-- Task requirements --
Find every line below that contains the word "Moïra" and copy it out.

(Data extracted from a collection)
*****
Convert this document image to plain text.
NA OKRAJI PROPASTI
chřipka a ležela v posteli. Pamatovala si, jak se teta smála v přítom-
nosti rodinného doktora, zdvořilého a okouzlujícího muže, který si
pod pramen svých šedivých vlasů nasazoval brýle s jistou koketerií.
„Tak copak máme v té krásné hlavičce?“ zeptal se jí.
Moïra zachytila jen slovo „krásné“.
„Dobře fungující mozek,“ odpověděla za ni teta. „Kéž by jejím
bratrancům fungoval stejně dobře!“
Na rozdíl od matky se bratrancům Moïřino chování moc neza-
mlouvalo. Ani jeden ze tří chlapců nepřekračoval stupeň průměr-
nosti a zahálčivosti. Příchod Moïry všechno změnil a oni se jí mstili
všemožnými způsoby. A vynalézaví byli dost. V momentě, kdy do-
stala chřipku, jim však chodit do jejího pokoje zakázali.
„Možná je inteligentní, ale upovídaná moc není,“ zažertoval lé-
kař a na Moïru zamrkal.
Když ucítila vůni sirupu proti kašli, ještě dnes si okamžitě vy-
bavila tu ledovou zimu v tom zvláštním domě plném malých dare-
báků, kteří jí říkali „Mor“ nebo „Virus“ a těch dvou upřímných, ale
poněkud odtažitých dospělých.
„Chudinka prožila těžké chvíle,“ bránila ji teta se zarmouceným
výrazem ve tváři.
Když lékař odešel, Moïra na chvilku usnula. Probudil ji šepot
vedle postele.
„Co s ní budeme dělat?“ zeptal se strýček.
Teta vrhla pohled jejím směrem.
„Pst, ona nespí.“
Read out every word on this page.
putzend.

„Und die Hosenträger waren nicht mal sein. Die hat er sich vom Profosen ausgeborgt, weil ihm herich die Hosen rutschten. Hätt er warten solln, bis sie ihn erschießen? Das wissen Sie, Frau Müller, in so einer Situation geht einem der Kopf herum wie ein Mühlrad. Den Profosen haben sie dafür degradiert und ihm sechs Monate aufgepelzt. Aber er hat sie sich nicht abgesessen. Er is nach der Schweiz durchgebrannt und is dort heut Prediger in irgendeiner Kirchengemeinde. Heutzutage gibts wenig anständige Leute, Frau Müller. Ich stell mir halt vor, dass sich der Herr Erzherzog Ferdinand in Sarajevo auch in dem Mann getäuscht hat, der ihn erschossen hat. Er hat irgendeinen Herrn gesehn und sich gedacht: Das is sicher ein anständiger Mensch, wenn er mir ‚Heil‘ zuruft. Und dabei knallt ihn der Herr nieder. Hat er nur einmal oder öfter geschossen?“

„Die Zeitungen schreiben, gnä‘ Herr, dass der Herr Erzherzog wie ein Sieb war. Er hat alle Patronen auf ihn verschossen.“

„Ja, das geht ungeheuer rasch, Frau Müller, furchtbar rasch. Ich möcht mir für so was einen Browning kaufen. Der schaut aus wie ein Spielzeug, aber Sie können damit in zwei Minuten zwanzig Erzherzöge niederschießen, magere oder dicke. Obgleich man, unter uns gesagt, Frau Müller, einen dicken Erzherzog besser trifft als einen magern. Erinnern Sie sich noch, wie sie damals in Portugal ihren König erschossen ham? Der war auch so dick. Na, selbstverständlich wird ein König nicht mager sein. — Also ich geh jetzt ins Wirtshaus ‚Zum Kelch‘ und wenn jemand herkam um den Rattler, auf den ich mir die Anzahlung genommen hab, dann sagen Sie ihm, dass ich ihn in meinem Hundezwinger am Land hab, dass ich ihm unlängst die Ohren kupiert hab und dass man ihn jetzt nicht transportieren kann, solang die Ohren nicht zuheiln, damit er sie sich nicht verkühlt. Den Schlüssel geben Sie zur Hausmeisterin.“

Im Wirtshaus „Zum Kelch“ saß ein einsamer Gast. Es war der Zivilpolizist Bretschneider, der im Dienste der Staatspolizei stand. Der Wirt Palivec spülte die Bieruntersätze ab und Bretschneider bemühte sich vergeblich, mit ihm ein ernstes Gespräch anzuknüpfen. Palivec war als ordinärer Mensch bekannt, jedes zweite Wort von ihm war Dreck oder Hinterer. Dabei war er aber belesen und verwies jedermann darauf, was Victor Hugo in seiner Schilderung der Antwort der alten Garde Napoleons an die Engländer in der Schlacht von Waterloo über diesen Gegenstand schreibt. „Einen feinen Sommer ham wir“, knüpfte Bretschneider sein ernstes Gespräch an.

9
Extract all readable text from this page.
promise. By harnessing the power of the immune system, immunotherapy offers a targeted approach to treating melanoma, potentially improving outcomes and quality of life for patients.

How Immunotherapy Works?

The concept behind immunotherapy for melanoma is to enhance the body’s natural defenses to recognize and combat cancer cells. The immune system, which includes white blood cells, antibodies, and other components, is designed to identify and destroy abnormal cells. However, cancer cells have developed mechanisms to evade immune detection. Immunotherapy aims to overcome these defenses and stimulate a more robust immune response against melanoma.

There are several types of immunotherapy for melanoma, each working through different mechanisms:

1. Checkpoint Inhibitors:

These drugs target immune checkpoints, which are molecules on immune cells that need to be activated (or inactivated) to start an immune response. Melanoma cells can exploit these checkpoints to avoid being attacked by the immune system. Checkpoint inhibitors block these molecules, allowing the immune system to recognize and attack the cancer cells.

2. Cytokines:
*****
-- Exercise solution --
Moïra zachytila jen slovo „krásné“.
Když lékař odešel, Moïra na chvilku usnula. Probudil ji šepot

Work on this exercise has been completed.